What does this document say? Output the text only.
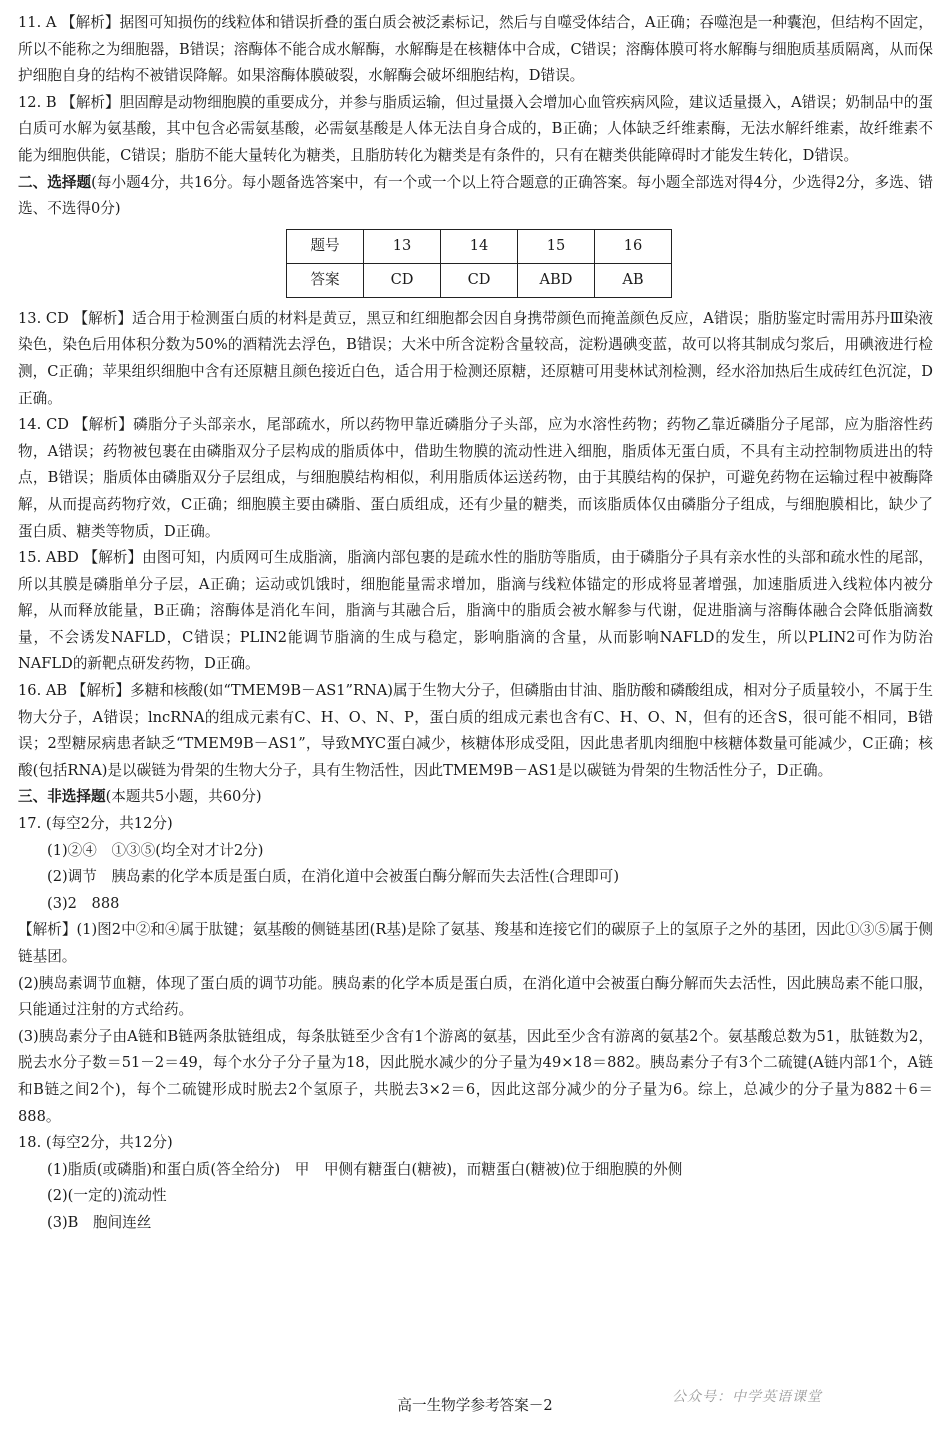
11. A 【解析】据图可知损伤的线粒体和错误折叠的蛋白质会被泛素标记，然后与自噬受体结合，A正确；吞噬泡是一种囊泡，但结构不固定，所以不能称之为细胞器，B错误；溶酶体不能合成水解酶，水解酶是在核糖体中合成，C错误；溶酶体膜可将水解酶与细胞质基质隔离，从而保护细胞自身的结构不被错误降解。如果溶酶体膜破裂，水解酶会破坏细胞结构，D错误。

12. B 【解析】胆固醇是动物细胞膜的重要成分，并参与脂质运输，但过量摄入会增加心血管疾病风险，建议适量摄入，A错误；奶制品中的蛋白质可水解为氨基酸，其中包含必需氨基酸，必需氨基酸是人体无法自身合成的，B正确；人体缺乏纤维素酶，无法水解纤维素，故纤维素不能为细胞供能，C错误；脂肪不能大量转化为糖类，且脂肪转化为糖类是有条件的，只有在糖类供能障碍时才能发生转化，D错误。

二、选择题(每小题4分，共16分。每小题备选答案中，有一个或一个以上符合题意的正确答案。每小题全部选对得4分，少选得2分，多选、错选、不选得0分)

题号	13	14	15	16
答案	CD	CD	ABD	AB

13. CD 【解析】适合用于检测蛋白质的材料是黄豆，黑豆和红细胞都会因自身携带颜色而掩盖颜色反应，A错误；脂肪鉴定时需用苏丹Ⅲ染液染色，染色后用体积分数为50%的酒精洗去浮色，B错误；大米中所含淀粉含量较高，淀粉遇碘变蓝，故可以将其制成匀浆后，用碘液进行检测，C正确；苹果组织细胞中含有还原糖且颜色接近白色，适合用于检测还原糖，还原糖可用斐林试剂检测，经水浴加热后生成砖红色沉淀，D正确。

14. CD 【解析】磷脂分子头部亲水，尾部疏水，所以药物甲靠近磷脂分子头部，应为水溶性药物；药物乙靠近磷脂分子尾部，应为脂溶性药物，A错误；药物被包裹在由磷脂双分子层构成的脂质体中，借助生物膜的流动性进入细胞，脂质体无蛋白质，不具有主动控制物质进出的特点，B错误；脂质体由磷脂双分子层组成，与细胞膜结构相似，利用脂质体运送药物，由于其膜结构的保护，可避免药物在运输过程中被酶降解，从而提高药物疗效，C正确；细胞膜主要由磷脂、蛋白质组成，还有少量的糖类，而该脂质体仅由磷脂分子组成，与细胞膜相比，缺少了蛋白质、糖类等物质，D正确。

15. ABD 【解析】由图可知，内质网可生成脂滴，脂滴内部包裹的是疏水性的脂肪等脂质，由于磷脂分子具有亲水性的头部和疏水性的尾部，所以其膜是磷脂单分子层，A正确；运动或饥饿时，细胞能量需求增加，脂滴与线粒体锚定的形成将显著增强，加速脂质进入线粒体内被分解，从而释放能量，B正确；溶酶体是消化车间，脂滴与其融合后，脂滴中的脂质会被水解参与代谢，促进脂滴与溶酶体融合会降低脂滴数量，不会诱发NAFLD，C错误；PLIN2能调节脂滴的生成与稳定，影响脂滴的含量，从而影响NAFLD的发生，所以PLIN2可作为防治NAFLD的新靶点研发药物，D正确。

16. AB 【解析】多糖和核酸(如“TMEM9B－AS1”RNA)属于生物大分子，但磷脂由甘油、脂肪酸和磷酸组成，相对分子质量较小，不属于生物大分子，A错误；lncRNA的组成元素有C、H、O、N、P，蛋白质的组成元素也含有C、H、O、N，但有的还含S，很可能不相同，B错误；2型糖尿病患者缺乏“TMEM9B－AS1”，导致MYC蛋白减少，核糖体形成受阻，因此患者肌肉细胞中核糖体数量可能减少，C正确；核酸(包括RNA)是以碳链为骨架的生物大分子，具有生物活性，因此TMEM9B－AS1是以碳链为骨架的生物活性分子，D正确。

三、非选择题(本题共5小题，共60分)

17. (每空2分，共12分)

(1)②④　①③⑤(均全对才计2分)

(2)调节　胰岛素的化学本质是蛋白质，在消化道中会被蛋白酶分解而失去活性(合理即可)

(3)2　888

【解析】(1)图2中②和④属于肽键；氨基酸的侧链基团(R基)是除了氨基、羧基和连接它们的碳原子上的氢原子之外的基团，因此①③⑤属于侧链基团。

(2)胰岛素调节血糖，体现了蛋白质的调节功能。胰岛素的化学本质是蛋白质，在消化道中会被蛋白酶分解而失去活性，因此胰岛素不能口服，只能通过注射的方式给药。

(3)胰岛素分子由A链和B链两条肽链组成，每条肽链至少含有1个游离的氨基，因此至少含有游离的氨基2个。氨基酸总数为51，肽链数为2，脱去水分子数＝51－2＝49，每个水分子分子量为18，因此脱水减少的分子量为49×18＝882。胰岛素分子有3个二硫键(A链内部1个，A链和B链之间2个)，每个二硫键形成时脱去2个氢原子，共脱去3×2＝6，因此这部分减少的分子量为6。综上，总减少的分子量为882＋6＝888。

18. (每空2分，共12分)

(1)脂质(或磷脂)和蛋白质(答全给分)　甲　甲侧有糖蛋白(糖被)，而糖蛋白(糖被)位于细胞膜的外侧

(2)(一定的)流动性

(3)B　胞间连丝

高一生物学参考答案－2	公众号：中学英语课堂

==================================================

_WHAT NEEDS TO BE DONE_: Extract each line holding the string "在消化道中会被蛋白酶分解而失去活性".

_WRITTEN REPLY_:
(2)调节　胰岛素的化学本质是蛋白质，在消化道中会被蛋白酶分解而失去活性(合理即可)
(2)胰岛素调节血糖，体现了蛋白质的调节功能。胰岛素的化学本质是蛋白质，在消化道中会被蛋白酶分解而失去活性，因此胰岛素不能口服，只能通过注射的方式给药。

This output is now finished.